[The problem] Retype the listing below exactly, line for line, leaving out the pictures.

[Stored rows]
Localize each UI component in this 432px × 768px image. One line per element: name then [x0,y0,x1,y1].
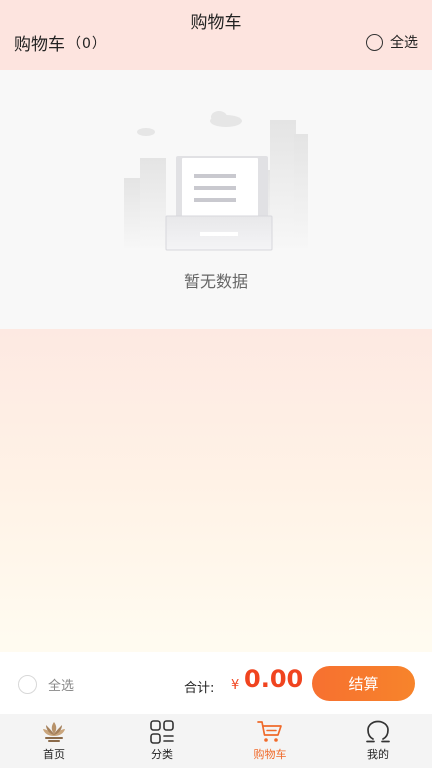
tab-category-label: 分类 [151,748,173,761]
select-all-bottom[interactable]: 全选 [18,675,74,694]
checkout-bar: 全选 合计: ¥ 0.00 结算 [0,652,432,714]
empty-message: 暂无数据 [183,272,248,291]
tab-bar: 首页 分类 购物车 我的 [0,714,432,768]
select-all-bottom-label: 全选 [48,679,75,694]
tab-home-label: 首页 [43,748,65,761]
home-lotus-icon [43,722,65,742]
empty-document-illustration [124,111,308,251]
select-all-top[interactable]: 全选 [366,32,418,52]
cart-title: 购物车 （0） [14,30,107,55]
total-label: 合计: [184,681,215,696]
tab-cart[interactable]: 购物车 [216,714,324,768]
tab-home[interactable]: 首页 [0,714,108,768]
tab-profile[interactable]: 我的 [324,714,432,768]
tab-cart-label: 购物车 [253,748,287,761]
checkout-button[interactable]: 结算 [312,666,415,701]
select-all-bottom-radio-icon[interactable] [18,675,37,694]
currency-symbol: ¥ [231,678,240,693]
select-all-radio-icon[interactable] [366,33,383,51]
category-grid-icon [150,720,174,744]
total-amount: 0.00 [244,665,304,693]
empty-state-panel: 暂无数据 [0,70,432,329]
tab-profile-label: 我的 [367,748,389,761]
profile-icon [366,720,390,743]
cart-icon [257,721,282,742]
tab-category[interactable]: 分类 [108,714,216,768]
cart-title-label: 购物车 [14,35,65,55]
select-all-top-label: 全选 [390,35,418,51]
header: 购物车 购物车 （0） 全选 [0,0,432,70]
cart-count: （0） [67,35,107,52]
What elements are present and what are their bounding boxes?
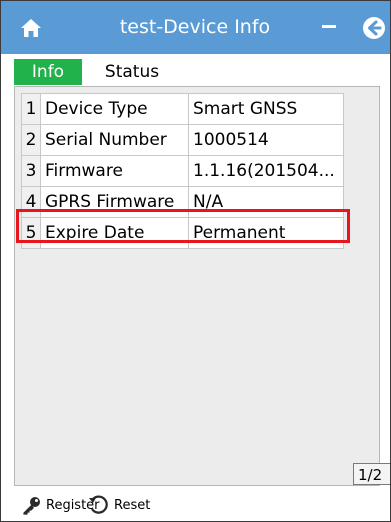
device-info-window: test-Device Info Info Status 1 Device Ty…: [0, 0, 391, 522]
window-border: [0, 0, 391, 522]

[Result]
Localize each UI component in this 432px × 768px image. One line per element: name then [x0,y0,x1,y1].
tab-category-label: 分类 [151,748,173,761]
select-all-bottom[interactable]: 全选 [18,675,74,694]
checkout-bar: 全选 合计: ¥ 0.00 结算 [0,652,432,714]
empty-message: 暂无数据 [183,272,248,291]
tab-bar: 首页 分类 购物车 我的 [0,714,432,768]
select-all-bottom-label: 全选 [48,679,75,694]
tab-home-label: 首页 [43,748,65,761]
home-lotus-icon [43,722,65,742]
empty-document-illustration [124,111,308,251]
select-all-top[interactable]: 全选 [366,32,418,52]
cart-title: 购物车 （0） [14,30,107,55]
total-label: 合计: [184,681,215,696]
tab-cart[interactable]: 购物车 [216,714,324,768]
tab-home[interactable]: 首页 [0,714,108,768]
tab-profile[interactable]: 我的 [324,714,432,768]
tab-cart-label: 购物车 [253,748,287,761]
checkout-button[interactable]: 结算 [312,666,415,701]
select-all-bottom-radio-icon[interactable] [18,675,37,694]
currency-symbol: ¥ [231,678,240,693]
select-all-radio-icon[interactable] [366,33,383,51]
category-grid-icon [150,720,174,744]
total-amount: 0.00 [244,665,304,693]
empty-state-panel: 暂无数据 [0,70,432,329]
tab-profile-label: 我的 [367,748,389,761]
profile-icon [366,720,390,743]
cart-icon [257,721,282,742]
tab-category[interactable]: 分类 [108,714,216,768]
cart-title-label: 购物车 [14,35,65,55]
select-all-top-label: 全选 [390,35,418,51]
header: 购物车 购物车 （0） 全选 [0,0,432,70]
cart-count: （0） [67,35,107,52]
What elements are present and what are their bounding boxes?
device-info-window: test-Device Info Info Status 1 Device Ty…: [0, 0, 391, 522]
window-border: [0, 0, 391, 522]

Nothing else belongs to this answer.